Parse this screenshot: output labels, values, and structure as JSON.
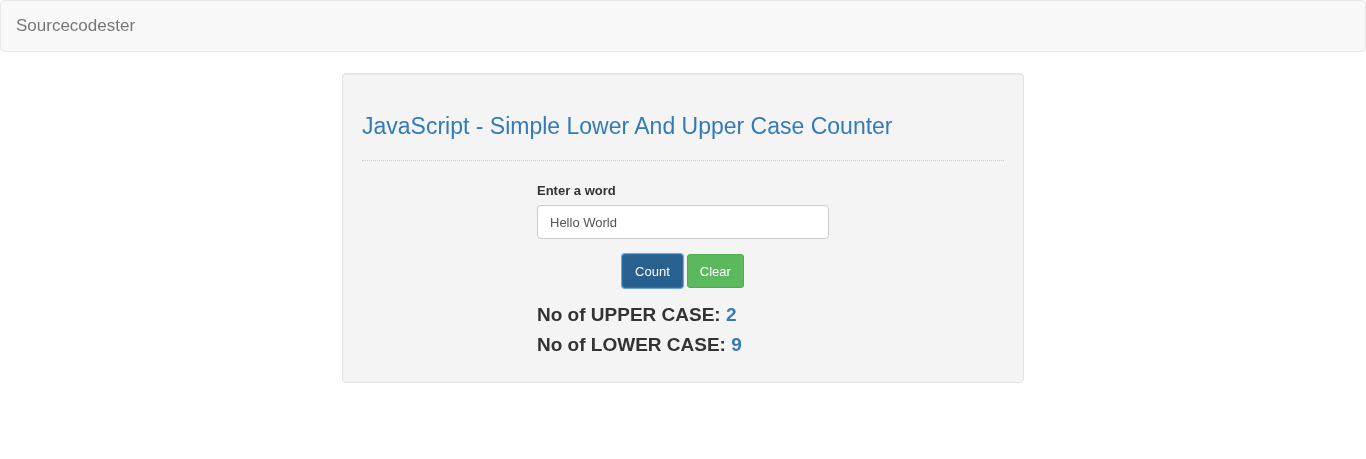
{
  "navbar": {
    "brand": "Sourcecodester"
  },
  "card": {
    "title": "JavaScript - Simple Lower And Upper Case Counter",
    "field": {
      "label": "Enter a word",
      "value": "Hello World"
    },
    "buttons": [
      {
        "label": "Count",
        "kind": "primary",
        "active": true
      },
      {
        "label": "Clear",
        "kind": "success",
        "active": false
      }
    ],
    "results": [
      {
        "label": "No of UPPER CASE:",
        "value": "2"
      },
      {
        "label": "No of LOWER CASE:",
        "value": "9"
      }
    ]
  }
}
+ + + + + + +
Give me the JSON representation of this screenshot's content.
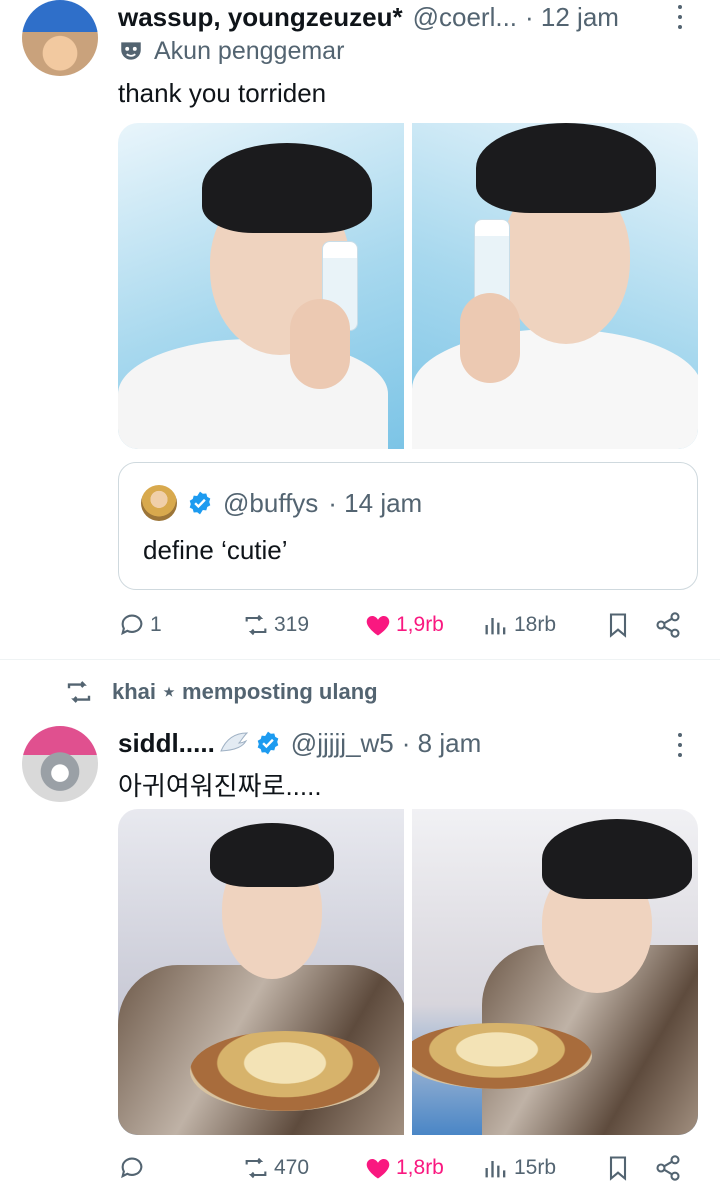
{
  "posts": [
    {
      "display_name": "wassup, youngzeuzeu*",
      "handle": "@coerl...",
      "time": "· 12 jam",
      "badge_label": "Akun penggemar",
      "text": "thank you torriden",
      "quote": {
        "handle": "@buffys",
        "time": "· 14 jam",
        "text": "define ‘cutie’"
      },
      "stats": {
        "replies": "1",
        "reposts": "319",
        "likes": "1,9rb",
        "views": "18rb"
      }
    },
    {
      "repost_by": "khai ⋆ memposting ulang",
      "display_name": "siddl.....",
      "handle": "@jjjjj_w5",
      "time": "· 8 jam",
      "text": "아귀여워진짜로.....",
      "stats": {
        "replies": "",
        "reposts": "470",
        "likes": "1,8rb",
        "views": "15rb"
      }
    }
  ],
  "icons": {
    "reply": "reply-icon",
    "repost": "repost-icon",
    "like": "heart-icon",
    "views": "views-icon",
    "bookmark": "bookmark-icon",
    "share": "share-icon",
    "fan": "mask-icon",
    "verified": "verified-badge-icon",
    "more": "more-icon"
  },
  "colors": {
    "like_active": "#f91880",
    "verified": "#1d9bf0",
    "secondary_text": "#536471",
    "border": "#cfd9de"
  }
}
+ + + + + + +
_WHAT YOU HAVE TO DO_.
Copy each line above containing the string "JSON".

_EXERCISE ANSWER_.
Parse this screenshot: output labels, values, and structure as JSON.
Give me the JSON representation of this screenshot's content.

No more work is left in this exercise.